(Exercise goal) What is the number of lines holding the word "color"? Give that number alone.

** start of Material **

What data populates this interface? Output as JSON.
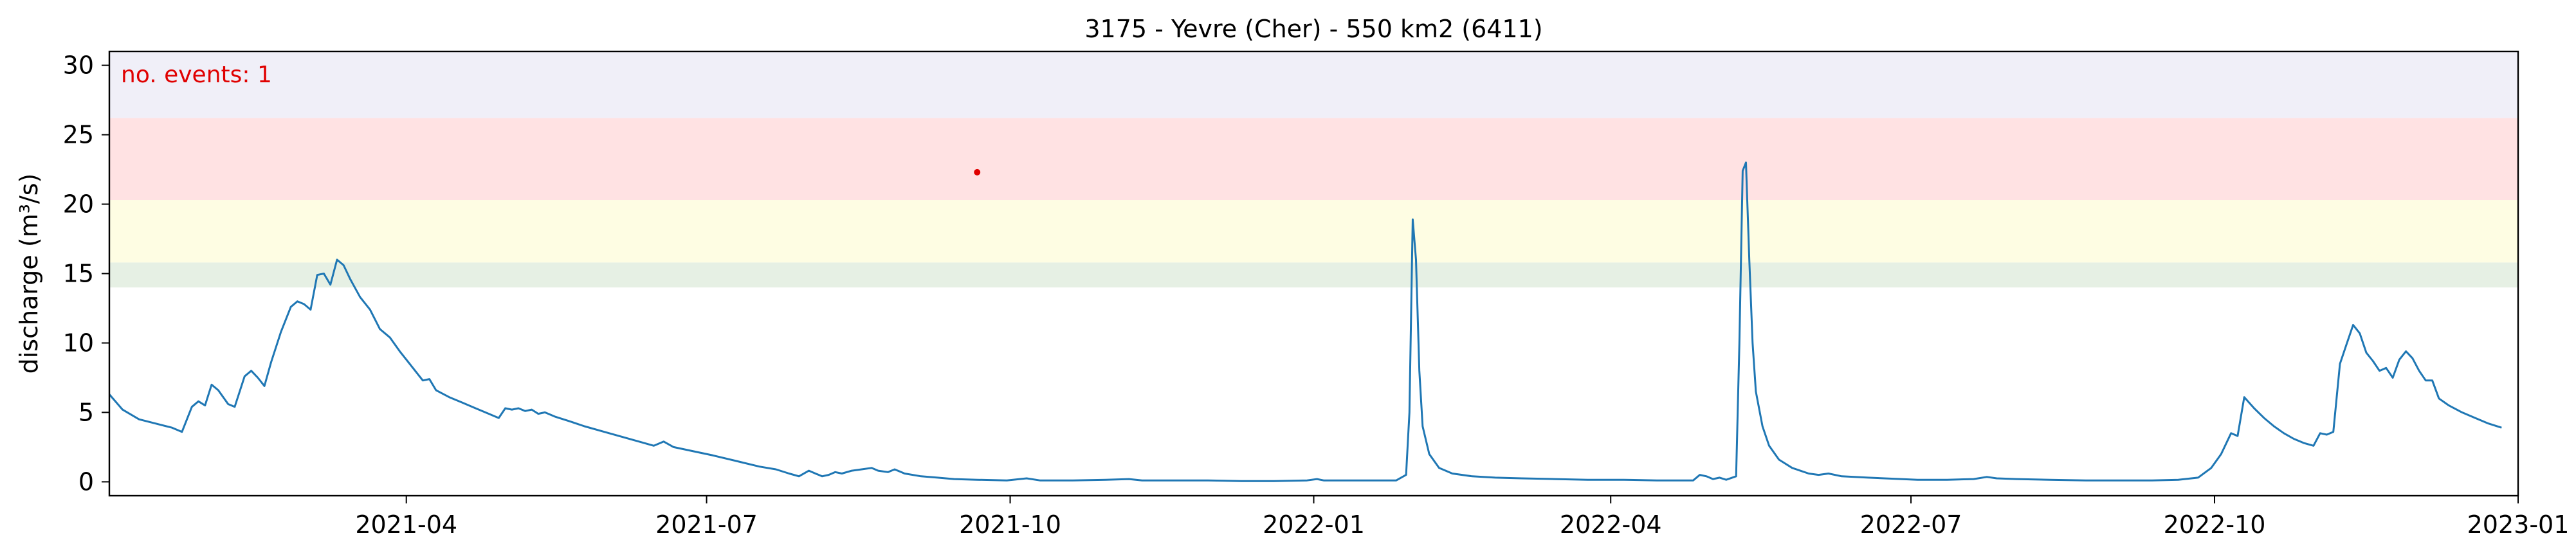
{
  "chart_data": {
    "type": "line",
    "title": "3175 - Yevre (Cher) - 550 km2 (6411)",
    "xlabel": "",
    "ylabel": "discharge (m³/s)",
    "xlim": [
      "2021-01-01",
      "2023-01-01"
    ],
    "ylim": [
      -1,
      31
    ],
    "x_ticks": [
      "2021-04",
      "2021-07",
      "2021-10",
      "2022-01",
      "2022-04",
      "2022-07",
      "2022-10",
      "2023-01"
    ],
    "y_ticks": [
      0,
      5,
      10,
      15,
      20,
      25,
      30
    ],
    "grid": false,
    "legend": "none",
    "annotation": {
      "text": "no. events: 1",
      "color": "#e00000",
      "placement": "top-left"
    },
    "threshold_bands": [
      {
        "from": 14.0,
        "to": 15.8,
        "color": "#e6f0e4"
      },
      {
        "from": 15.8,
        "to": 20.3,
        "color": "#fefde3"
      },
      {
        "from": 20.3,
        "to": 26.2,
        "color": "#ffe2e3"
      },
      {
        "from": 26.2,
        "to": 31.0,
        "color": "#f0eff8"
      }
    ],
    "events": [
      {
        "x": "2021-09-21",
        "y": 22.3,
        "color": "#e00000"
      }
    ],
    "series": [
      {
        "color": "#1f77b4",
        "points": [
          [
            "2021-01-01",
            6.3
          ],
          [
            "2021-01-05",
            5.2
          ],
          [
            "2021-01-10",
            4.5
          ],
          [
            "2021-01-15",
            4.2
          ],
          [
            "2021-01-20",
            3.9
          ],
          [
            "2021-01-23",
            3.6
          ],
          [
            "2021-01-26",
            5.4
          ],
          [
            "2021-01-28",
            5.8
          ],
          [
            "2021-01-30",
            5.5
          ],
          [
            "2021-02-01",
            7.0
          ],
          [
            "2021-02-03",
            6.6
          ],
          [
            "2021-02-06",
            5.6
          ],
          [
            "2021-02-08",
            5.4
          ],
          [
            "2021-02-11",
            7.6
          ],
          [
            "2021-02-13",
            8.0
          ],
          [
            "2021-02-15",
            7.5
          ],
          [
            "2021-02-17",
            6.9
          ],
          [
            "2021-02-19",
            8.6
          ],
          [
            "2021-02-22",
            10.8
          ],
          [
            "2021-02-25",
            12.6
          ],
          [
            "2021-02-27",
            13.0
          ],
          [
            "2021-03-01",
            12.8
          ],
          [
            "2021-03-03",
            12.4
          ],
          [
            "2021-03-05",
            14.9
          ],
          [
            "2021-03-07",
            15.0
          ],
          [
            "2021-03-09",
            14.2
          ],
          [
            "2021-03-11",
            16.0
          ],
          [
            "2021-03-13",
            15.6
          ],
          [
            "2021-03-15",
            14.6
          ],
          [
            "2021-03-18",
            13.3
          ],
          [
            "2021-03-21",
            12.4
          ],
          [
            "2021-03-24",
            11.0
          ],
          [
            "2021-03-27",
            10.4
          ],
          [
            "2021-03-30",
            9.4
          ],
          [
            "2021-04-03",
            8.2
          ],
          [
            "2021-04-06",
            7.3
          ],
          [
            "2021-04-08",
            7.4
          ],
          [
            "2021-04-10",
            6.6
          ],
          [
            "2021-04-14",
            6.1
          ],
          [
            "2021-04-18",
            5.7
          ],
          [
            "2021-04-22",
            5.3
          ],
          [
            "2021-04-26",
            4.9
          ],
          [
            "2021-04-29",
            4.6
          ],
          [
            "2021-05-01",
            5.3
          ],
          [
            "2021-05-03",
            5.2
          ],
          [
            "2021-05-05",
            5.3
          ],
          [
            "2021-05-07",
            5.1
          ],
          [
            "2021-05-09",
            5.2
          ],
          [
            "2021-05-11",
            4.9
          ],
          [
            "2021-05-13",
            5.0
          ],
          [
            "2021-05-16",
            4.7
          ],
          [
            "2021-05-20",
            4.4
          ],
          [
            "2021-05-25",
            4.0
          ],
          [
            "2021-05-31",
            3.6
          ],
          [
            "2021-06-06",
            3.2
          ],
          [
            "2021-06-12",
            2.8
          ],
          [
            "2021-06-15",
            2.6
          ],
          [
            "2021-06-18",
            2.9
          ],
          [
            "2021-06-21",
            2.5
          ],
          [
            "2021-06-27",
            2.2
          ],
          [
            "2021-07-03",
            1.9
          ],
          [
            "2021-07-10",
            1.5
          ],
          [
            "2021-07-17",
            1.1
          ],
          [
            "2021-07-22",
            0.9
          ],
          [
            "2021-07-26",
            0.6
          ],
          [
            "2021-07-29",
            0.4
          ],
          [
            "2021-08-01",
            0.8
          ],
          [
            "2021-08-03",
            0.6
          ],
          [
            "2021-08-05",
            0.4
          ],
          [
            "2021-08-07",
            0.5
          ],
          [
            "2021-08-09",
            0.7
          ],
          [
            "2021-08-11",
            0.6
          ],
          [
            "2021-08-14",
            0.8
          ],
          [
            "2021-08-17",
            0.9
          ],
          [
            "2021-08-20",
            1.0
          ],
          [
            "2021-08-22",
            0.8
          ],
          [
            "2021-08-25",
            0.7
          ],
          [
            "2021-08-27",
            0.9
          ],
          [
            "2021-08-30",
            0.6
          ],
          [
            "2021-09-04",
            0.4
          ],
          [
            "2021-09-09",
            0.3
          ],
          [
            "2021-09-14",
            0.2
          ],
          [
            "2021-09-21",
            0.15
          ],
          [
            "2021-09-30",
            0.1
          ],
          [
            "2021-10-06",
            0.25
          ],
          [
            "2021-10-10",
            0.1
          ],
          [
            "2021-10-20",
            0.1
          ],
          [
            "2021-10-30",
            0.15
          ],
          [
            "2021-11-06",
            0.2
          ],
          [
            "2021-11-10",
            0.1
          ],
          [
            "2021-11-20",
            0.1
          ],
          [
            "2021-11-30",
            0.1
          ],
          [
            "2021-12-10",
            0.05
          ],
          [
            "2021-12-20",
            0.05
          ],
          [
            "2021-12-30",
            0.1
          ],
          [
            "2022-01-02",
            0.2
          ],
          [
            "2022-01-04",
            0.1
          ],
          [
            "2022-01-10",
            0.1
          ],
          [
            "2022-01-16",
            0.1
          ],
          [
            "2022-01-21",
            0.1
          ],
          [
            "2022-01-26",
            0.1
          ],
          [
            "2022-01-29",
            0.5
          ],
          [
            "2022-01-30",
            5.0
          ],
          [
            "2022-01-31",
            18.9
          ],
          [
            "2022-02-01",
            16.0
          ],
          [
            "2022-02-02",
            8.0
          ],
          [
            "2022-02-03",
            4.0
          ],
          [
            "2022-02-05",
            2.0
          ],
          [
            "2022-02-08",
            1.0
          ],
          [
            "2022-02-12",
            0.6
          ],
          [
            "2022-02-18",
            0.4
          ],
          [
            "2022-02-25",
            0.3
          ],
          [
            "2022-03-05",
            0.25
          ],
          [
            "2022-03-15",
            0.2
          ],
          [
            "2022-03-25",
            0.15
          ],
          [
            "2022-04-05",
            0.15
          ],
          [
            "2022-04-15",
            0.1
          ],
          [
            "2022-04-26",
            0.1
          ],
          [
            "2022-04-28",
            0.5
          ],
          [
            "2022-04-30",
            0.4
          ],
          [
            "2022-05-02",
            0.2
          ],
          [
            "2022-05-04",
            0.3
          ],
          [
            "2022-05-06",
            0.15
          ],
          [
            "2022-05-09",
            0.4
          ],
          [
            "2022-05-10",
            10.0
          ],
          [
            "2022-05-11",
            22.4
          ],
          [
            "2022-05-12",
            23.0
          ],
          [
            "2022-05-13",
            16.0
          ],
          [
            "2022-05-14",
            10.0
          ],
          [
            "2022-05-15",
            6.5
          ],
          [
            "2022-05-17",
            4.0
          ],
          [
            "2022-05-19",
            2.6
          ],
          [
            "2022-05-22",
            1.6
          ],
          [
            "2022-05-26",
            1.0
          ],
          [
            "2022-05-31",
            0.6
          ],
          [
            "2022-06-03",
            0.5
          ],
          [
            "2022-06-06",
            0.6
          ],
          [
            "2022-06-10",
            0.4
          ],
          [
            "2022-06-18",
            0.3
          ],
          [
            "2022-06-28",
            0.2
          ],
          [
            "2022-07-03",
            0.15
          ],
          [
            "2022-07-12",
            0.15
          ],
          [
            "2022-07-20",
            0.2
          ],
          [
            "2022-07-24",
            0.35
          ],
          [
            "2022-07-27",
            0.25
          ],
          [
            "2022-08-02",
            0.2
          ],
          [
            "2022-08-12",
            0.15
          ],
          [
            "2022-08-23",
            0.1
          ],
          [
            "2022-09-02",
            0.1
          ],
          [
            "2022-09-12",
            0.1
          ],
          [
            "2022-09-20",
            0.15
          ],
          [
            "2022-09-26",
            0.3
          ],
          [
            "2022-09-30",
            1.0
          ],
          [
            "2022-10-03",
            2.0
          ],
          [
            "2022-10-06",
            3.5
          ],
          [
            "2022-10-08",
            3.3
          ],
          [
            "2022-10-10",
            6.1
          ],
          [
            "2022-10-13",
            5.3
          ],
          [
            "2022-10-16",
            4.6
          ],
          [
            "2022-10-19",
            4.0
          ],
          [
            "2022-10-22",
            3.5
          ],
          [
            "2022-10-25",
            3.1
          ],
          [
            "2022-10-28",
            2.8
          ],
          [
            "2022-10-31",
            2.6
          ],
          [
            "2022-11-02",
            3.5
          ],
          [
            "2022-11-04",
            3.4
          ],
          [
            "2022-11-06",
            3.6
          ],
          [
            "2022-11-08",
            8.5
          ],
          [
            "2022-11-10",
            9.9
          ],
          [
            "2022-11-12",
            11.3
          ],
          [
            "2022-11-14",
            10.7
          ],
          [
            "2022-11-16",
            9.3
          ],
          [
            "2022-11-18",
            8.7
          ],
          [
            "2022-11-20",
            8.0
          ],
          [
            "2022-11-22",
            8.2
          ],
          [
            "2022-11-24",
            7.5
          ],
          [
            "2022-11-26",
            8.8
          ],
          [
            "2022-11-28",
            9.4
          ],
          [
            "2022-11-30",
            8.9
          ],
          [
            "2022-12-02",
            8.0
          ],
          [
            "2022-12-04",
            7.3
          ],
          [
            "2022-12-06",
            7.3
          ],
          [
            "2022-12-08",
            6.0
          ],
          [
            "2022-12-11",
            5.5
          ],
          [
            "2022-12-15",
            5.0
          ],
          [
            "2022-12-19",
            4.6
          ],
          [
            "2022-12-23",
            4.2
          ],
          [
            "2022-12-27",
            3.9
          ]
        ]
      }
    ]
  }
}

** end of Material **

(Task answer) 7